━━━━━ Data entries

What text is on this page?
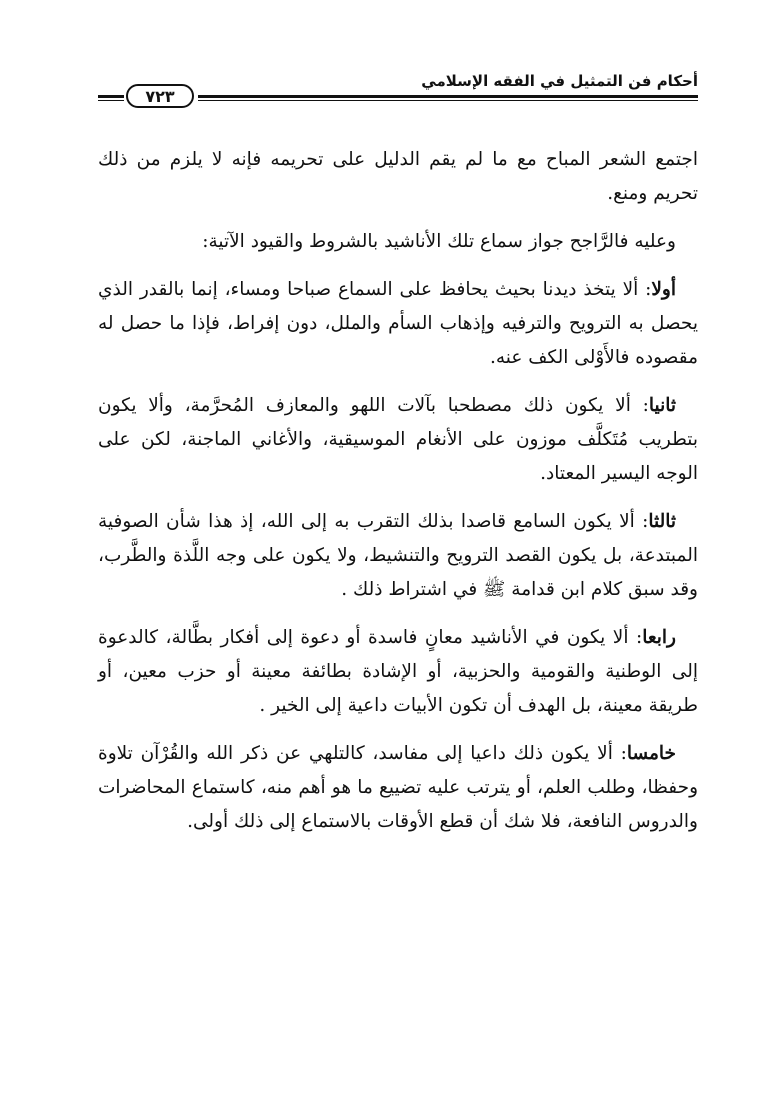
أحكام فن التمثيل في الفقه الإسلامي
٧٢٣

اجتمع الشعر المباح مع ما لم يقم الدليل على تحريمه فإنه لا يلزم من ذلك تحريم ومنع.

وعليه فالرَّاجح جواز سماع تلك الأناشيد بالشروط والقيود الآتية:

أولا: ألا يتخذ ديدنا بحيث يحافظ على السماع صباحا ومساء، إنما بالقدر الذي يحصل به الترويح والترفيه وإذهاب السأم والملل، دون إفراط، فإذا ما حصل له مقصوده فالأَوْلى الكف عنه.

ثانيا: ألا يكون ذلك مصطحبا بآلات اللهو والمعازف المُحرَّمة، وألا يكون بتطريب مُتَكلَّف موزون على الأنغام الموسيقية، والأغاني الماجنة، لكن على الوجه اليسير المعتاد.

ثالثا: ألا يكون السامع قاصدا بذلك التقرب به إلى الله، إذ هذا شأن الصوفية المبتدعة، بل يكون القصد الترويح والتنشيط، ولا يكون على وجه اللَّذة والطَّرب، وقد سبق كلام ابن قدامة ﷺ في اشتراط ذلك .

رابعا: ألا يكون في الأناشيد معانٍ فاسدة أو دعوة إلى أفكار بطَّالة، كالدعوة إلى الوطنية والقومية والحزبية، أو الإشادة بطائفة معينة أو حزب معين، أو طريقة معينة، بل الهدف أن تكون الأبيات داعية إلى الخير .

خامسا: ألا يكون ذلك داعيا إلى مفاسد، كالتلهي عن ذكر الله والقُرْآن تلاوة وحفظا، وطلب العلم، أو يترتب عليه تضييع ما هو أهم منه، كاستماع المحاضرات والدروس النافعة، فلا شك أن قطع الأوقات بالاستماع إلى ذلك أولى.
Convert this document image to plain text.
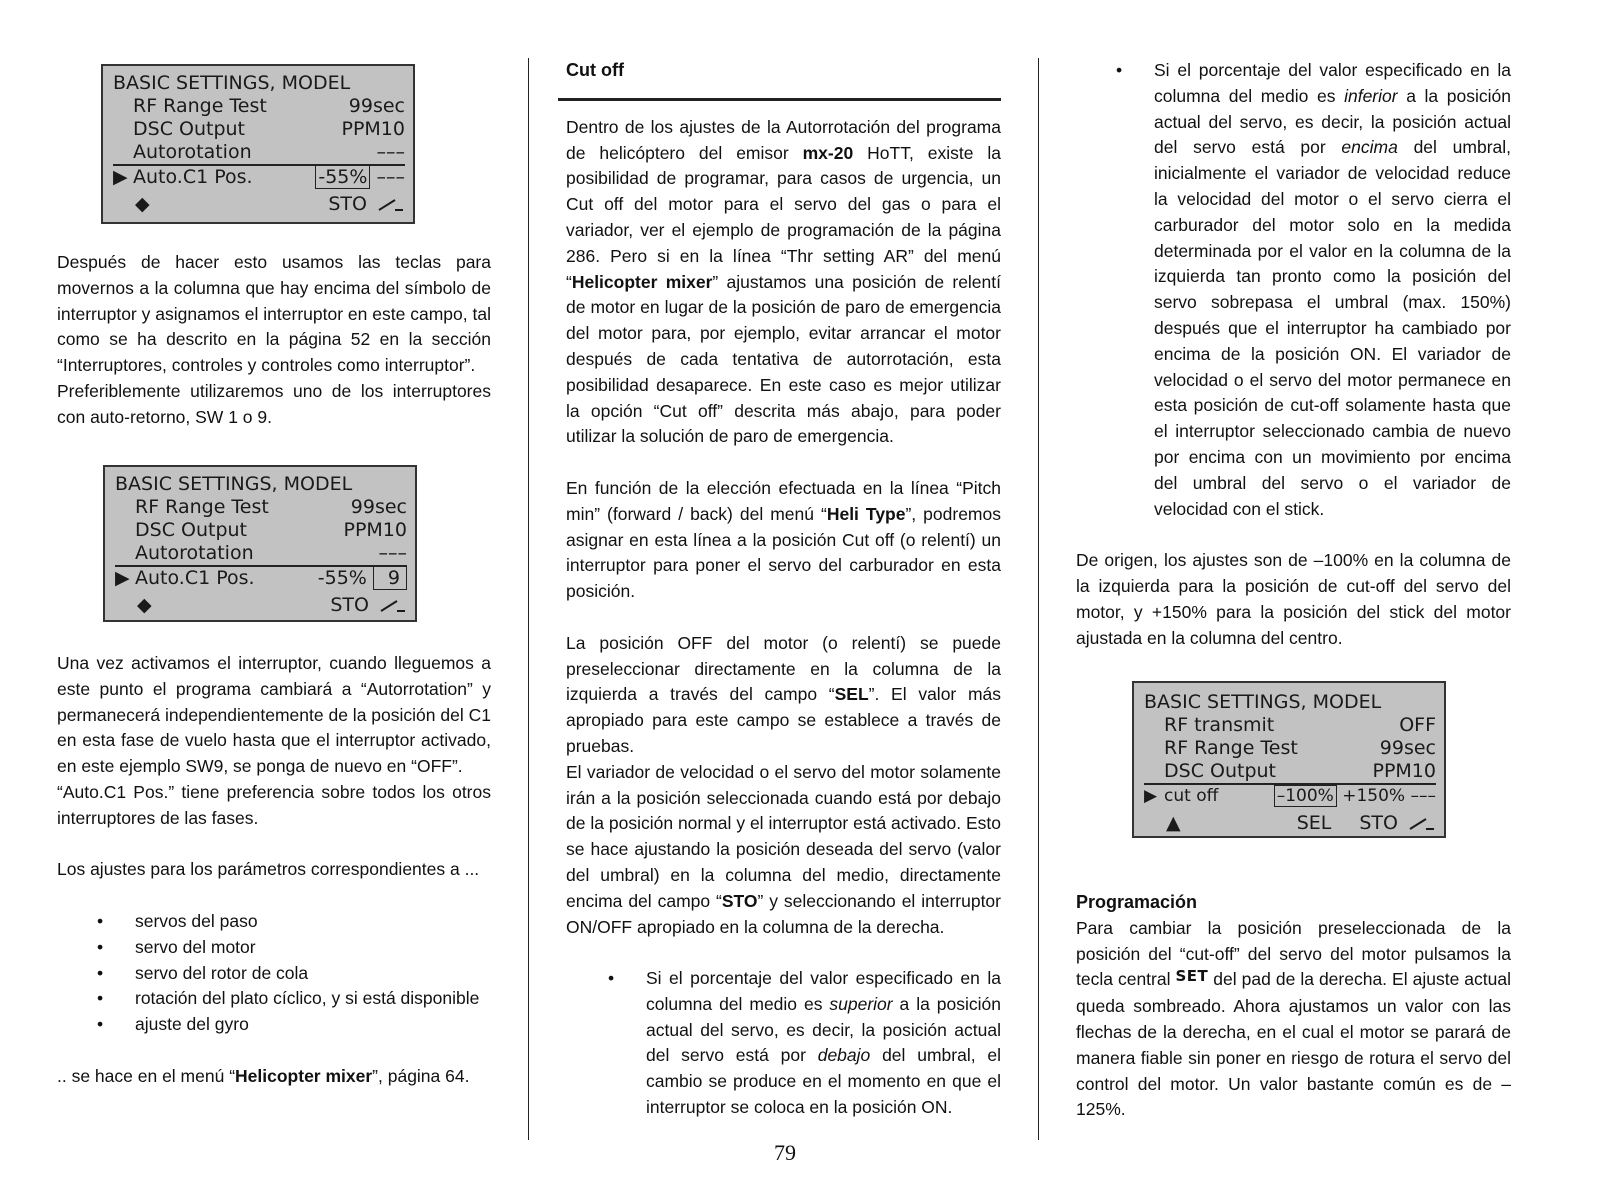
BASIC SETTINGS, MODEL
RF Range Test	99sec
DSC Output	PPM10
Autorotation	–––
▶ Auto.C1 Pos.	-55% –––
◆	STO

Después de hacer esto usamos las teclas para movernos a la columna que hay encima del símbolo de interruptor y asignamos el interruptor en este campo, tal como se ha descrito en la página 52 en la sección “Interruptores, controles y controles como interruptor”.

Preferiblemente utilizaremos uno de los interruptores con auto-retorno, SW 1 o 9.

BASIC SETTINGS, MODEL
RF Range Test	99sec
DSC Output	PPM10
Autorotation	–––
▶ Auto.C1 Pos.	-55% 9
◆	STO

Una vez activamos el interruptor, cuando lleguemos a este punto el programa cambiará a “Autorrotation” y permanecerá independientemente de la posición del C1 en esta fase de vuelo hasta que el interruptor activado, en este ejemplo SW9, se ponga de nuevo en “OFF”.

“Auto.C1 Pos.” tiene preferencia sobre todos los otros interruptores de las fases.

Los ajustes para los parámetros correspondientes a ...

• servos del paso
• servo del motor
• servo del rotor de cola
• rotación del plato cíclico, y si está disponible
• ajuste del gyro

.. se hace en el menú “Helicopter mixer”, página 64.

Cut off

Dentro de los ajustes de la Autorrotación del programa de helicóptero del emisor mx-20 HoTT, existe la posibilidad de programar, para casos de urgencia, un Cut off del motor para el servo del gas o para el variador, ver el ejemplo de programación de la página 286. Pero si en la línea “Thr setting AR” del menú “Helicopter mixer” ajustamos una posición de relentí de motor en lugar de la posición de paro de emergencia del motor para, por ejemplo, evitar arrancar el motor después de cada tentativa de autorrotación, esta posibilidad desaparece. En este caso es mejor utilizar la opción “Cut off” descrita más abajo, para poder utilizar la solución de paro de emergencia.

En función de la elección efectuada en la línea “Pitch min” (forward / back) del menú “Heli Type”, podremos asignar en esta línea a la posición Cut off (o relentí) un interruptor para poner el servo del carburador en esta posición.

La posición OFF del motor (o relentí) se puede preseleccionar directamente en la columna de la izquierda a través del campo “SEL”. El valor más apropiado para este campo se establece a través de pruebas.

El variador de velocidad o el servo del motor solamente irán a la posición seleccionada cuando está por debajo de la posición normal y el interruptor está activado. Esto se hace ajustando la posición deseada del servo (valor del umbral) en la columna del medio, directamente encima del campo “STO” y seleccionando el interruptor ON/OFF apropiado en la columna de la derecha.

• Si el porcentaje del valor especificado en la columna del medio es superior a la posición actual del servo, es decir, la posición actual del servo está por debajo del umbral, el cambio se produce en el momento en que el interruptor se coloca en la posición ON.
• Si el porcentaje del valor especificado en la columna del medio es inferior a la posición actual del servo, es decir, la posición actual del servo está por encima del umbral, inicialmente el variador de velocidad reduce la velocidad del motor o el servo cierra el carburador del motor solo en la medida determinada por el valor en la columna de la izquierda tan pronto como la posición del servo sobrepasa el umbral (max. 150%) después que el interruptor ha cambiado por encima de la posición ON. El variador de velocidad o el servo del motor permanece en esta posición de cut-off solamente hasta que el interruptor seleccionado cambia de nuevo por encima con un movimiento por encima del umbral del servo o el variador de velocidad con el stick.

De origen, los ajustes son de –100% en la columna de la izquierda para la posición de cut-off del servo del motor, y +150% para la posición del stick del motor ajustada en la columna del centro.

BASIC SETTINGS, MODEL
RF transmit	OFF
RF Range Test	99sec
DSC Output	PPM10
▶ cut off	–100% +150% –––
▲	SEL STO
Programación

Para cambiar la posición preseleccionada de la posición del “cut-off” del servo del motor pulsamos la tecla central SET del pad de la derecha. El ajuste actual queda sombreado. Ahora ajustamos un valor con las flechas de la derecha, en el cual el motor se parará de manera fiable sin poner en riesgo de rotura el servo del control del motor. Un valor bastante común es de –125%.

79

━━━━━━━━━━

What is expected:
Go through the listing above and write it all out exactly, leaving out any picture.

Task result:
What text is on this page?
أحكام فن التمثيل في الفقه الإسلامي
٧٢٣

اجتمع الشعر المباح مع ما لم يقم الدليل على تحريمه فإنه لا يلزم من ذلك تحريم ومنع.

وعليه فالرَّاجح جواز سماع تلك الأناشيد بالشروط والقيود الآتية:

أولا: ألا يتخذ ديدنا بحيث يحافظ على السماع صباحا ومساء، إنما بالقدر الذي يحصل به الترويح والترفيه وإذهاب السأم والملل، دون إفراط، فإذا ما حصل له مقصوده فالأَوْلى الكف عنه.

ثانيا: ألا يكون ذلك مصطحبا بآلات اللهو والمعازف المُحرَّمة، وألا يكون بتطريب مُتَكلَّف موزون على الأنغام الموسيقية، والأغاني الماجنة، لكن على الوجه اليسير المعتاد.

ثالثا: ألا يكون السامع قاصدا بذلك التقرب به إلى الله، إذ هذا شأن الصوفية المبتدعة، بل يكون القصد الترويح والتنشيط، ولا يكون على وجه اللَّذة والطَّرب، وقد سبق كلام ابن قدامة ﷺ في اشتراط ذلك .

رابعا: ألا يكون في الأناشيد معانٍ فاسدة أو دعوة إلى أفكار بطَّالة، كالدعوة إلى الوطنية والقومية والحزبية، أو الإشادة بطائفة معينة أو حزب معين، أو طريقة معينة، بل الهدف أن تكون الأبيات داعية إلى الخير .

خامسا: ألا يكون ذلك داعيا إلى مفاسد، كالتلهي عن ذكر الله والقُرْآن تلاوة وحفظا، وطلب العلم، أو يترتب عليه تضييع ما هو أهم منه، كاستماع المحاضرات والدروس النافعة، فلا شك أن قطع الأوقات بالاستماع إلى ذلك أولى.
Convert this document image to plain text.
BASIC SETTINGS, MODEL
RF Range Test	99sec
DSC Output	PPM10
Autorotation	–––
▶ Auto.C1 Pos.	-55% –––
◆	STO

Después de hacer esto usamos las teclas para movernos a la columna que hay encima del símbolo de interruptor y asignamos el interruptor en este campo, tal como se ha descrito en la página 52 en la sección “Interruptores, controles y controles como interruptor”.

Preferiblemente utilizaremos uno de los interruptores con auto-retorno, SW 1 o 9.

BASIC SETTINGS, MODEL
RF Range Test	99sec
DSC Output	PPM10
Autorotation	–––
▶ Auto.C1 Pos.	-55% 9
◆	STO

Una vez activamos el interruptor, cuando lleguemos a este punto el programa cambiará a “Autorrotation” y permanecerá independientemente de la posición del C1 en esta fase de vuelo hasta que el interruptor activado, en este ejemplo SW9, se ponga de nuevo en “OFF”.

“Auto.C1 Pos.” tiene preferencia sobre todos los otros interruptores de las fases.

Los ajustes para los parámetros correspondientes a ...

• servos del paso
• servo del motor
• servo del rotor de cola
• rotación del plato cíclico, y si está disponible
• ajuste del gyro

.. se hace en el menú “Helicopter mixer”, página 64.

Cut off

Dentro de los ajustes de la Autorrotación del programa de helicóptero del emisor mx-20 HoTT, existe la posibilidad de programar, para casos de urgencia, un Cut off del motor para el servo del gas o para el variador, ver el ejemplo de programación de la página 286. Pero si en la línea “Thr setting AR” del menú “Helicopter mixer” ajustamos una posición de relentí de motor en lugar de la posición de paro de emergencia del motor para, por ejemplo, evitar arrancar el motor después de cada tentativa de autorrotación, esta posibilidad desaparece. En este caso es mejor utilizar la opción “Cut off” descrita más abajo, para poder utilizar la solución de paro de emergencia.

En función de la elección efectuada en la línea “Pitch min” (forward / back) del menú “Heli Type”, podremos asignar en esta línea a la posición Cut off (o relentí) un interruptor para poner el servo del carburador en esta posición.

La posición OFF del motor (o relentí) se puede preseleccionar directamente en la columna de la izquierda a través del campo “SEL”. El valor más apropiado para este campo se establece a través de pruebas.

El variador de velocidad o el servo del motor solamente irán a la posición seleccionada cuando está por debajo de la posición normal y el interruptor está activado. Esto se hace ajustando la posición deseada del servo (valor del umbral) en la columna del medio, directamente encima del campo “STO” y seleccionando el interruptor ON/OFF apropiado en la columna de la derecha.

• Si el porcentaje del valor especificado en la columna del medio es superior a la posición actual del servo, es decir, la posición actual del servo está por debajo del umbral, el cambio se produce en el momento en que el interruptor se coloca en la posición ON.
• Si el porcentaje del valor especificado en la columna del medio es inferior a la posición actual del servo, es decir, la posición actual del servo está por encima del umbral, inicialmente el variador de velocidad reduce la velocidad del motor o el servo cierra el carburador del motor solo en la medida determinada por el valor en la columna de la izquierda tan pronto como la posición del servo sobrepasa el umbral (max. 150%) después que el interruptor ha cambiado por encima de la posición ON. El variador de velocidad o el servo del motor permanece en esta posición de cut-off solamente hasta que el interruptor seleccionado cambia de nuevo por encima con un movimiento por encima del umbral del servo o el variador de velocidad con el stick.

De origen, los ajustes son de –100% en la columna de la izquierda para la posición de cut-off del servo del motor, y +150% para la posición del stick del motor ajustada en la columna del centro.

BASIC SETTINGS, MODEL
RF transmit	OFF
RF Range Test	99sec
DSC Output	PPM10
▶ cut off	–100% +150% –––
▲	SEL STO
Programación

Para cambiar la posición preseleccionada de la posición del “cut-off” del servo del motor pulsamos la tecla central SET del pad de la derecha. El ajuste actual queda sombreado. Ahora ajustamos un valor con las flechas de la derecha, en el cual el motor se parará de manera fiable sin poner en riesgo de rotura el servo del control del motor. Un valor bastante común es de –125%.

79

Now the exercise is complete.